# [Task]
List each line of the data that holds the word "JSON".

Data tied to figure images

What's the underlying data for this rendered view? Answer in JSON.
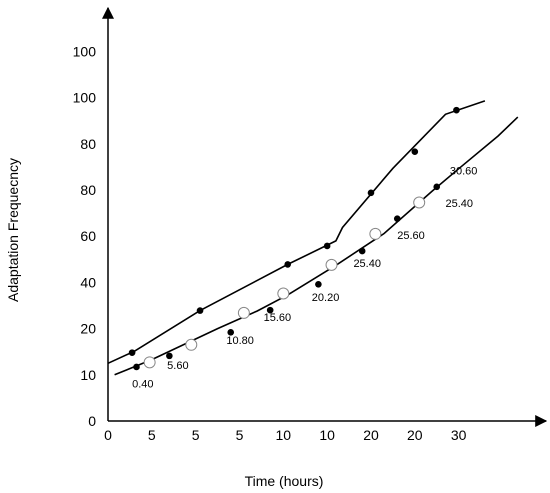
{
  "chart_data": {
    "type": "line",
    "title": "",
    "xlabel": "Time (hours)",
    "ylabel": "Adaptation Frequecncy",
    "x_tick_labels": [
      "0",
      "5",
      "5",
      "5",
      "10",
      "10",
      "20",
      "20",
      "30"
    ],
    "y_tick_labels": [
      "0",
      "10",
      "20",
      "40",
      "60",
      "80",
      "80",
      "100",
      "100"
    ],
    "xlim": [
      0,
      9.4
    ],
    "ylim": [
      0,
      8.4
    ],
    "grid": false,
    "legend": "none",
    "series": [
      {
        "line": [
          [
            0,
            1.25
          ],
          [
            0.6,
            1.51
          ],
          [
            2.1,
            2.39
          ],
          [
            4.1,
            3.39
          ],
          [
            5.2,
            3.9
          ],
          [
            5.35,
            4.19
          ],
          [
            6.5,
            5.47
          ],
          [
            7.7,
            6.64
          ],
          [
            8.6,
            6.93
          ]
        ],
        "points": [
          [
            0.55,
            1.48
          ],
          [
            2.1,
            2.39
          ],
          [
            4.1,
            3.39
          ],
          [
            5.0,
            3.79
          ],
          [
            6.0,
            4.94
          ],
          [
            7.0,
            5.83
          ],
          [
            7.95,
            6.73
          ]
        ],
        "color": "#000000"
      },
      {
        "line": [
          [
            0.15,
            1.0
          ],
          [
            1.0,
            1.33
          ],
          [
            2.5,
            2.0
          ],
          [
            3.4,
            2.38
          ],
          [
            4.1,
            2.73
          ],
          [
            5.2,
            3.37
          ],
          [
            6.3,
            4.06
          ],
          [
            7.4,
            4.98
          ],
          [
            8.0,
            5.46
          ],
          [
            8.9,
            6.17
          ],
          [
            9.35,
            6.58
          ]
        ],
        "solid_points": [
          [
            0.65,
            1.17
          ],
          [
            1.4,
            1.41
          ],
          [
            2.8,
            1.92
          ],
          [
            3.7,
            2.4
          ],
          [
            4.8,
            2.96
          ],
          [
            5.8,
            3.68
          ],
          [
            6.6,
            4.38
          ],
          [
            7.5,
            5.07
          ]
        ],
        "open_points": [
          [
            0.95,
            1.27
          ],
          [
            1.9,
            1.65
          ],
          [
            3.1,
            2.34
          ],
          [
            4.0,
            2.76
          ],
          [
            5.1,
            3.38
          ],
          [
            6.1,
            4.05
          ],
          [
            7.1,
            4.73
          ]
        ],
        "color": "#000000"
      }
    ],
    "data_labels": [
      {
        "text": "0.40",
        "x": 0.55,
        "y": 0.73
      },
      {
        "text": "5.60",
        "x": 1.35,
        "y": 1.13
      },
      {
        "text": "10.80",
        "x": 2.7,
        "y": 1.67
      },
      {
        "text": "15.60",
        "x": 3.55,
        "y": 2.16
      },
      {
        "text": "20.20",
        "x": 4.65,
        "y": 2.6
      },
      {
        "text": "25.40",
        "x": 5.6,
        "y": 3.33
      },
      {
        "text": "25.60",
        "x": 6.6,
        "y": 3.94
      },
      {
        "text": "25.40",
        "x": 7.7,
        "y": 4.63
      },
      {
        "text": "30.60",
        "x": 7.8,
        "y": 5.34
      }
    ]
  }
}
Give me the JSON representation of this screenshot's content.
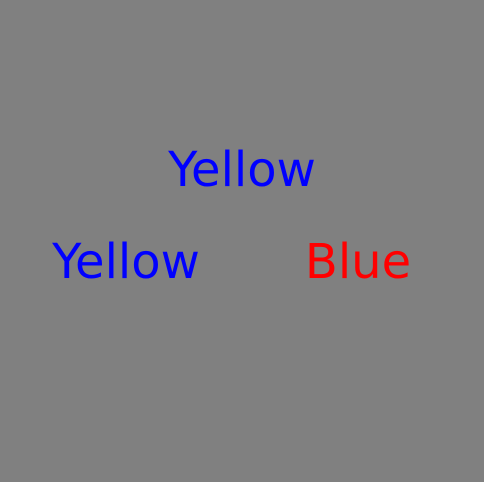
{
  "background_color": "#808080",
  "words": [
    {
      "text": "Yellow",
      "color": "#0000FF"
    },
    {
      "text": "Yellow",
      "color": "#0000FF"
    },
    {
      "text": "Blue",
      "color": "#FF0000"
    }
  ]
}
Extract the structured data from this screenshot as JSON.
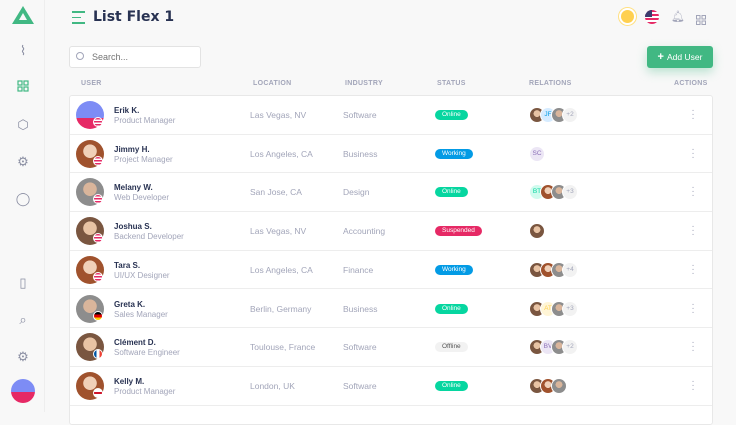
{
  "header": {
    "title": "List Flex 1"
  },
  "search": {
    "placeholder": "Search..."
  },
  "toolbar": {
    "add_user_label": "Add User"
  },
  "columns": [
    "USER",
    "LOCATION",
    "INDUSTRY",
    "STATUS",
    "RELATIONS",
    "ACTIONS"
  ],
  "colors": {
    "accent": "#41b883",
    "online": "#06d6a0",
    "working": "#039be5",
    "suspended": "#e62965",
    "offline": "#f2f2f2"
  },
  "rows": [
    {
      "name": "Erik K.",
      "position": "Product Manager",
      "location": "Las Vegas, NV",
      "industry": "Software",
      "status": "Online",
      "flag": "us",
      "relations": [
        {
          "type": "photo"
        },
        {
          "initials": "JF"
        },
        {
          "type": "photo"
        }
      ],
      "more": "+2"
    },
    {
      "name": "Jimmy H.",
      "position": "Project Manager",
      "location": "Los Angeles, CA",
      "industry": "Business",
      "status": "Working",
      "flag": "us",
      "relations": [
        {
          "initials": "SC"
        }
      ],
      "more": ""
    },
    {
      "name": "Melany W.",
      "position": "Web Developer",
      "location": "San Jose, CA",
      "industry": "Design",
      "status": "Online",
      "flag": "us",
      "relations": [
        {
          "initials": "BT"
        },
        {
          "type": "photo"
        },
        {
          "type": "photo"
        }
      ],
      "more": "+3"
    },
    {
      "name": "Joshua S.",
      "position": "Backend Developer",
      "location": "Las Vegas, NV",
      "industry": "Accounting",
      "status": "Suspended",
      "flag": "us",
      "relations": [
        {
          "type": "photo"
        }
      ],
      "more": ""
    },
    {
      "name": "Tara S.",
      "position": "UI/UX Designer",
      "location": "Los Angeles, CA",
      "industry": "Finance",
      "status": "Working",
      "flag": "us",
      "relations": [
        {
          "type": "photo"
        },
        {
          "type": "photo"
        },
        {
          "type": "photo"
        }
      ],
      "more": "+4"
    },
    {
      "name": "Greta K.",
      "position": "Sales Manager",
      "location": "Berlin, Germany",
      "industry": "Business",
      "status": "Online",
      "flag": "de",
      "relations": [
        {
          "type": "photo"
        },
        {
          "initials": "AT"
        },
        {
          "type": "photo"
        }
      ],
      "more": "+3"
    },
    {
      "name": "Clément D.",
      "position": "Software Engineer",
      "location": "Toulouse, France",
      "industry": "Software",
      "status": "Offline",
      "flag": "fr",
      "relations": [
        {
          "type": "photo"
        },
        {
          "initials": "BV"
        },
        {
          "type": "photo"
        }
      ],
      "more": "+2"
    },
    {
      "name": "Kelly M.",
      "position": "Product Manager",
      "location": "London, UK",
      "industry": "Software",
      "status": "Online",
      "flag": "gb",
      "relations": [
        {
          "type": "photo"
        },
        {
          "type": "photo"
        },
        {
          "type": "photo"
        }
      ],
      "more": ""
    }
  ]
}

# [Exercise answer]
What's the underlying data for this rendered view? Answer in JSON.
Give me the JSON representation of this screenshot's content.
Extract the structured data from this screenshot as JSON.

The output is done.